Records for this task:
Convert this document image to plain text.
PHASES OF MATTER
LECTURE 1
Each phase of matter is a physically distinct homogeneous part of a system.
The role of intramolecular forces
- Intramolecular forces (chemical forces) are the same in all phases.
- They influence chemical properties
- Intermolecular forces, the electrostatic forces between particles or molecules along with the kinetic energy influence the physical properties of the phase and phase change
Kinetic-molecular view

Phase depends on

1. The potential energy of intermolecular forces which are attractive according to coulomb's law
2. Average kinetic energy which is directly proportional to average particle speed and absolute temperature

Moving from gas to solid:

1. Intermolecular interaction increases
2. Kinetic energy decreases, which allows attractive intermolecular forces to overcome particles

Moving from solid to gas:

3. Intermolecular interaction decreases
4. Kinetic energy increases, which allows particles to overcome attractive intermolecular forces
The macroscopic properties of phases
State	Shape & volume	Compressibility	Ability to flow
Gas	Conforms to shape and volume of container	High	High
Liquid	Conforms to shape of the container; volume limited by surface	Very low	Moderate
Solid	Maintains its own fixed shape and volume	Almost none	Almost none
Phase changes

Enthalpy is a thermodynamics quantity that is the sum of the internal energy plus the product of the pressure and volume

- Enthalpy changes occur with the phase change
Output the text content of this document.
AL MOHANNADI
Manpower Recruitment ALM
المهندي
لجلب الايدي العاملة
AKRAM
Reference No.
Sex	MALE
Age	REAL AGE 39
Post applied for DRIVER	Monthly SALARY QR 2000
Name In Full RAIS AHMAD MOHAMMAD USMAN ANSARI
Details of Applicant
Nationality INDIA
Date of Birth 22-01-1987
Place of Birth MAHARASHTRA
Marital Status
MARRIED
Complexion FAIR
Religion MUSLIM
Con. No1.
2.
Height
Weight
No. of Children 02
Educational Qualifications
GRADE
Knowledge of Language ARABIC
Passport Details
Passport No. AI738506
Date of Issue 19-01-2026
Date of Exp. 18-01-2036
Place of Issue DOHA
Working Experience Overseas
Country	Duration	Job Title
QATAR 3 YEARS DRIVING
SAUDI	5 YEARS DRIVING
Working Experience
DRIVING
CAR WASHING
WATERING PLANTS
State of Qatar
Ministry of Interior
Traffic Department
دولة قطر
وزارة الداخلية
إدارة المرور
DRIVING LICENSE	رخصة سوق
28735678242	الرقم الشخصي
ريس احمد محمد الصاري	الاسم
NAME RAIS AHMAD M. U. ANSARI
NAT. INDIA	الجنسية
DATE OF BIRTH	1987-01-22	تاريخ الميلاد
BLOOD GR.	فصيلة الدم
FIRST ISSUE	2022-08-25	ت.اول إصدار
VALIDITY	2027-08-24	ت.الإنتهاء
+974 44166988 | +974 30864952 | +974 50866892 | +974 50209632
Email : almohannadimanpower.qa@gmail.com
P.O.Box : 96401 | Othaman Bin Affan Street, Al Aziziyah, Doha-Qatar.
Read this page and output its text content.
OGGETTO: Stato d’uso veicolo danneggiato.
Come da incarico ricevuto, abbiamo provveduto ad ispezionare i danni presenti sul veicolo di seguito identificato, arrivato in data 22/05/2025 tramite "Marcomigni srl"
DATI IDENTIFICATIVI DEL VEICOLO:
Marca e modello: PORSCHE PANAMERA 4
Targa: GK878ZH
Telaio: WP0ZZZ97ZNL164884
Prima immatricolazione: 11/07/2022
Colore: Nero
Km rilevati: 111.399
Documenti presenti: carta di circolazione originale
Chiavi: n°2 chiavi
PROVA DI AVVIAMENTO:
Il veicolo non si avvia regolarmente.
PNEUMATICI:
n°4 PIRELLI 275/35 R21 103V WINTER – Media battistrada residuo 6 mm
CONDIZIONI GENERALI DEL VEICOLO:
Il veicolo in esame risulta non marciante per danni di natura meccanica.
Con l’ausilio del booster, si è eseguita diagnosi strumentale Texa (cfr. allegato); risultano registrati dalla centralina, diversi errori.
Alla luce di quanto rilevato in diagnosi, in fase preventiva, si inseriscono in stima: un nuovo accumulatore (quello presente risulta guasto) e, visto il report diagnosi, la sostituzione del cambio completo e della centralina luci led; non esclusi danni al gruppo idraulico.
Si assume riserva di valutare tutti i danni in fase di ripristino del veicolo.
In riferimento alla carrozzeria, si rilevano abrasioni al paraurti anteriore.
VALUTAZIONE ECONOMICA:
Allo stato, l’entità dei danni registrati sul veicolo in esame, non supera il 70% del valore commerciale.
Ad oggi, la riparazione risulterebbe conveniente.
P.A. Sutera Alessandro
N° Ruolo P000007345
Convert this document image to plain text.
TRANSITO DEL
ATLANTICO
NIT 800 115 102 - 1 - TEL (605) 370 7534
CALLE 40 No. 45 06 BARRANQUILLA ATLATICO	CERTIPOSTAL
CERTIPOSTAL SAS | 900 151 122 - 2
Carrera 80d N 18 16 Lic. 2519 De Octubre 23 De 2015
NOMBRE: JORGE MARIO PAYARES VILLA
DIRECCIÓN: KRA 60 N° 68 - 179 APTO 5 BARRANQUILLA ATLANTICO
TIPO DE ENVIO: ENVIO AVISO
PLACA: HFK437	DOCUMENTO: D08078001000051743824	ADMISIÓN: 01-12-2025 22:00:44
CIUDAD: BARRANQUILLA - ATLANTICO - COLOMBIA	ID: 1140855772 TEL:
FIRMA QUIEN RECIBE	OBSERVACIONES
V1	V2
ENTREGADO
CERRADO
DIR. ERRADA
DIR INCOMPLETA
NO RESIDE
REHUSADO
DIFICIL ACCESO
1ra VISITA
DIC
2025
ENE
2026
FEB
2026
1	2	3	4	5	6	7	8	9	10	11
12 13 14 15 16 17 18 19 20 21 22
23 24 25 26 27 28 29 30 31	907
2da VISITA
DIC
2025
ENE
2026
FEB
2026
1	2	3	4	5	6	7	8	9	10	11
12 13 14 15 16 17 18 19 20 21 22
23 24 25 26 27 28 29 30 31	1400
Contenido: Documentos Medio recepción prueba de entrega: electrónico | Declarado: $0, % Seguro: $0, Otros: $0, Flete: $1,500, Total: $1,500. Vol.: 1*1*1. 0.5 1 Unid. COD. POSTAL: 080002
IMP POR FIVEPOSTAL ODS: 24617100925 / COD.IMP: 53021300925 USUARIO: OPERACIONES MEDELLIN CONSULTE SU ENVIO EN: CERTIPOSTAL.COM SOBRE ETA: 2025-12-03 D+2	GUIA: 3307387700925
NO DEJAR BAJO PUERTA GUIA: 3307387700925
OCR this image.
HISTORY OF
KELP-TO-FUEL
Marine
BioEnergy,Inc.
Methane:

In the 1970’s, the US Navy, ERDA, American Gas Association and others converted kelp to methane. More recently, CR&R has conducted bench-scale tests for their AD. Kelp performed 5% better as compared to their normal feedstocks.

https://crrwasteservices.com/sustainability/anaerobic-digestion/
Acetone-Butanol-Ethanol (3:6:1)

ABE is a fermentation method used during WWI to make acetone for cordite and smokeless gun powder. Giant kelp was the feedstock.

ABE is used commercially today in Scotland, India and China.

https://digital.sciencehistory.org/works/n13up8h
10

Stated exercise:
Copy out every line from the one containing "OCR this image." to the end of the material, both ends included.

Reply to the task:
OCR this image.
HISTORY OF
KELP-TO-FUEL
Marine
BioEnergy,Inc.
Methane:

In the 1970’s, the US Navy, ERDA, American Gas Association and others converted kelp to methane. More recently, CR&R has conducted bench-scale tests for their AD. Kelp performed 5% better as compared to their normal feedstocks.

https://crrwasteservices.com/sustainability/anaerobic-digestion/
Acetone-Butanol-Ethanol (3:6:1)

ABE is a fermentation method used during WWI to make acetone for cordite and smokeless gun powder. Giant kelp was the feedstock.

ABE is used commercially today in Scotland, India and China.

https://digital.sciencehistory.org/works/n13up8h
10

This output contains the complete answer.